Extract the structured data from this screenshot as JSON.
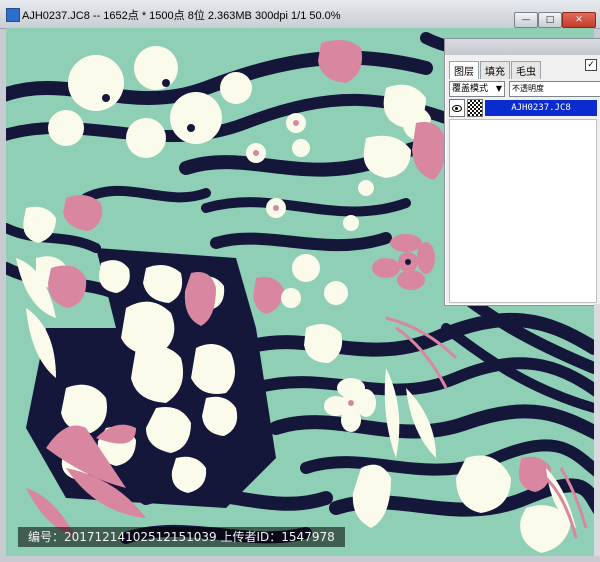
{
  "window": {
    "title": "AJH0237.JC8 -- 1652点 * 1500点 8位   2.363MB 300dpi 1/1   50.0%",
    "buttons": {
      "minimize": "—",
      "restore": "□",
      "close": "✕"
    },
    "icon": "app-icon"
  },
  "canvas": {
    "colors": {
      "mint": "#8fcfb6",
      "navy": "#14163a",
      "cream": "#fbfbec",
      "pink": "#d987a0",
      "pink_dark": "#b9607e"
    }
  },
  "layer_panel": {
    "tabs": [
      "图层",
      "填充",
      "毛虫"
    ],
    "active_tab": 0,
    "blend_mode": "覆盖模式",
    "opacity_label": "不透明度",
    "checkbox": "✓",
    "layers": [
      {
        "name": "AJH0237.JC8",
        "visible": true,
        "selected": true
      }
    ]
  },
  "watermark": {
    "text": "编号：20171214102512151039 上传者ID：1547978"
  }
}
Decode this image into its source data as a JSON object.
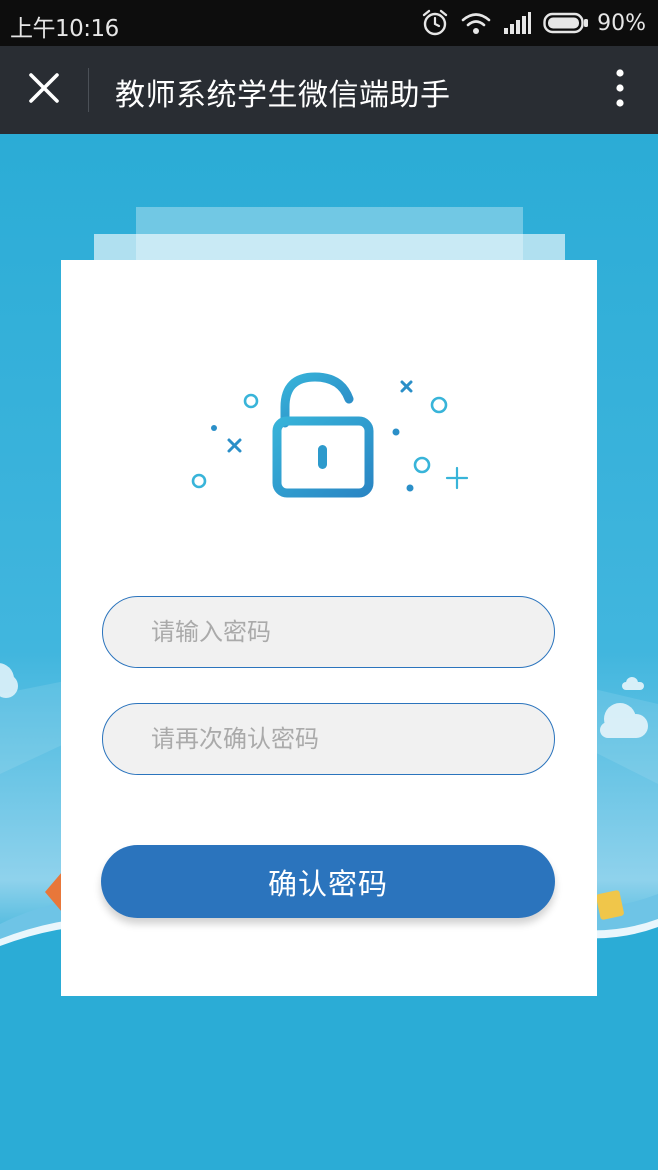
{
  "status_bar": {
    "time": "上午10:16",
    "battery_percent": "90%",
    "icons": [
      "alarm-icon",
      "wifi-icon",
      "signal-icon",
      "battery-icon"
    ]
  },
  "title_bar": {
    "title": "教师系统学生微信端助手",
    "close_icon": "close-icon",
    "more_icon": "more-vertical-icon"
  },
  "form": {
    "password_placeholder": "请输入密码",
    "password_value": "",
    "confirm_placeholder": "请再次确认密码",
    "confirm_value": "",
    "submit_label": "确认密码"
  },
  "illustration": {
    "icon": "unlocked-padlock-icon"
  },
  "colors": {
    "background": "#2bacd6",
    "title_bar": "#292d33",
    "status_bar": "#0d0d0d",
    "accent": "#2b74bd",
    "input_fill": "#f1f1f1"
  }
}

• **Exercise requirements**: Set down the material exactly, every line of it, except for the pictures.

• **Answer to this exercise**:
Extract the structured data from this screenshot as JSON.
{
  "window": {
    "title": "AJH0237.JC8 -- 1652点 * 1500点 8位   2.363MB 300dpi 1/1   50.0%",
    "buttons": {
      "minimize": "—",
      "restore": "□",
      "close": "✕"
    },
    "icon": "app-icon"
  },
  "canvas": {
    "colors": {
      "mint": "#8fcfb6",
      "navy": "#14163a",
      "cream": "#fbfbec",
      "pink": "#d987a0",
      "pink_dark": "#b9607e"
    }
  },
  "layer_panel": {
    "tabs": [
      "图层",
      "填充",
      "毛虫"
    ],
    "active_tab": 0,
    "blend_mode": "覆盖模式",
    "opacity_label": "不透明度",
    "checkbox": "✓",
    "layers": [
      {
        "name": "AJH0237.JC8",
        "visible": true,
        "selected": true
      }
    ]
  },
  "watermark": {
    "text": "编号：20171214102512151039 上传者ID：1547978"
  }
}
Decode this image into its source data as a JSON object.
{
  "status_bar": {
    "time": "上午10:16",
    "battery_percent": "90%",
    "icons": [
      "alarm-icon",
      "wifi-icon",
      "signal-icon",
      "battery-icon"
    ]
  },
  "title_bar": {
    "title": "教师系统学生微信端助手",
    "close_icon": "close-icon",
    "more_icon": "more-vertical-icon"
  },
  "form": {
    "password_placeholder": "请输入密码",
    "password_value": "",
    "confirm_placeholder": "请再次确认密码",
    "confirm_value": "",
    "submit_label": "确认密码"
  },
  "illustration": {
    "icon": "unlocked-padlock-icon"
  },
  "colors": {
    "background": "#2bacd6",
    "title_bar": "#292d33",
    "status_bar": "#0d0d0d",
    "accent": "#2b74bd",
    "input_fill": "#f1f1f1"
  }
}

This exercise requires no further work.